[Data provided]:
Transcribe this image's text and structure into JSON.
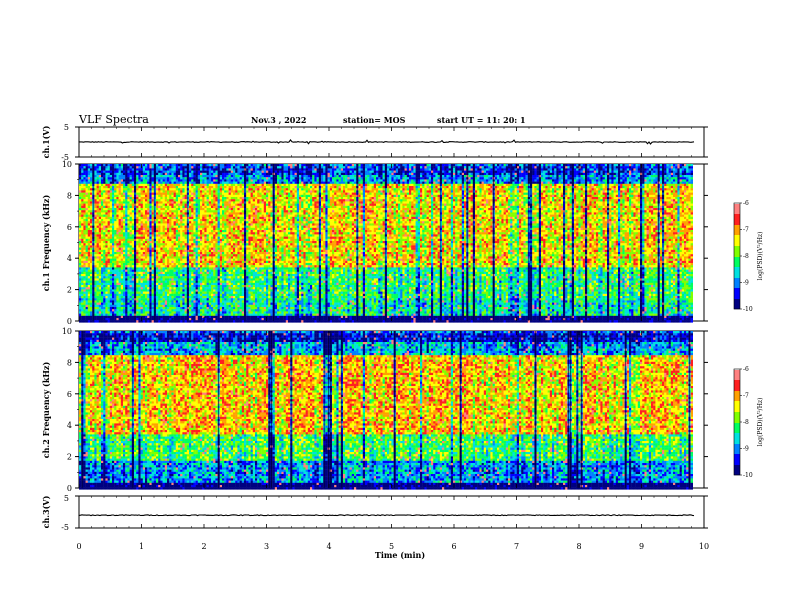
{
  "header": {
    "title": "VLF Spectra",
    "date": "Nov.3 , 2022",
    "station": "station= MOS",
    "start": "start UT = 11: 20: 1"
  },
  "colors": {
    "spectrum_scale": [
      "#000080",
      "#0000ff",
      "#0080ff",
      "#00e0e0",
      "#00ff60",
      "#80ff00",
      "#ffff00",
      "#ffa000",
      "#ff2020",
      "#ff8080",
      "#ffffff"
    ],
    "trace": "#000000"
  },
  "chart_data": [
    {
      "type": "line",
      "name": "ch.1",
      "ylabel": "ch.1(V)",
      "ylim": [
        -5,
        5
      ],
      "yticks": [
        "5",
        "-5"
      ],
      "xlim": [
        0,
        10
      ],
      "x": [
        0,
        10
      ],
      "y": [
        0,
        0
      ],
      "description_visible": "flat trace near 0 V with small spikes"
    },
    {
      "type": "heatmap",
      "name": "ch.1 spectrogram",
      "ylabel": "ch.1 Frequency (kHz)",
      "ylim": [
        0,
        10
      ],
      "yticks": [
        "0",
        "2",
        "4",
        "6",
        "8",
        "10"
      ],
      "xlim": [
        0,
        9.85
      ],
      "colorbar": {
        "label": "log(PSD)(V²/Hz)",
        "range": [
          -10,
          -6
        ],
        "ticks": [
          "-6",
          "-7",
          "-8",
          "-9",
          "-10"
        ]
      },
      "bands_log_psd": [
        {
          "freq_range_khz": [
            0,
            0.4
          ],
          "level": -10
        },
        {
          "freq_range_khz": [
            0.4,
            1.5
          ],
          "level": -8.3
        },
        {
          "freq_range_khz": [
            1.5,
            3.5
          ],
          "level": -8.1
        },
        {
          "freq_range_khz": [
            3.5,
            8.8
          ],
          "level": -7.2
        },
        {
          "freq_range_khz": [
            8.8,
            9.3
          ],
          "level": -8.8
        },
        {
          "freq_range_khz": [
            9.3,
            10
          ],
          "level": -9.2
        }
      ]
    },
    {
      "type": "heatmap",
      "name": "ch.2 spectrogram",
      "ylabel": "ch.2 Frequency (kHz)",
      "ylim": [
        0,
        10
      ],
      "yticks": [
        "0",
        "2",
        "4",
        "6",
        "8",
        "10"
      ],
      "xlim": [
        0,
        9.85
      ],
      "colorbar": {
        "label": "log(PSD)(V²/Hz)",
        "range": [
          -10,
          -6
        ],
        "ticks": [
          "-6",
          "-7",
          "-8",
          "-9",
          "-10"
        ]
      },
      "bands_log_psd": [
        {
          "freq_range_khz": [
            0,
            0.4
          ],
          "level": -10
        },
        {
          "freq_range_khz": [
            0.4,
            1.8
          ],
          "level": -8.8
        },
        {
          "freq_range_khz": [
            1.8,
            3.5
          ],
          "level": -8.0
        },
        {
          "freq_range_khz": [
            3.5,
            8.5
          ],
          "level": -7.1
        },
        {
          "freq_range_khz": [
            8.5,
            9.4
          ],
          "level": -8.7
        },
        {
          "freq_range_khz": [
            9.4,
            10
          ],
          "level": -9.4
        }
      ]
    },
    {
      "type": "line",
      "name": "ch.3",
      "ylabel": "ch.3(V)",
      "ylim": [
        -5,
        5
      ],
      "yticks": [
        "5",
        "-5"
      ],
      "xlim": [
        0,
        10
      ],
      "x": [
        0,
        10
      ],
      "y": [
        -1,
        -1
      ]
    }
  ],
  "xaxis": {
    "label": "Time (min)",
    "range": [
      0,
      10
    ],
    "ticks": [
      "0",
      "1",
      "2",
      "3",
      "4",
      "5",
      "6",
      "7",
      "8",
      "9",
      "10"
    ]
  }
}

[What is expected]: Find the lines holding "spectrogram" and list every one.

[Reply]:
      "name": "ch.1 spectrogram",
      "name": "ch.2 spectrogram",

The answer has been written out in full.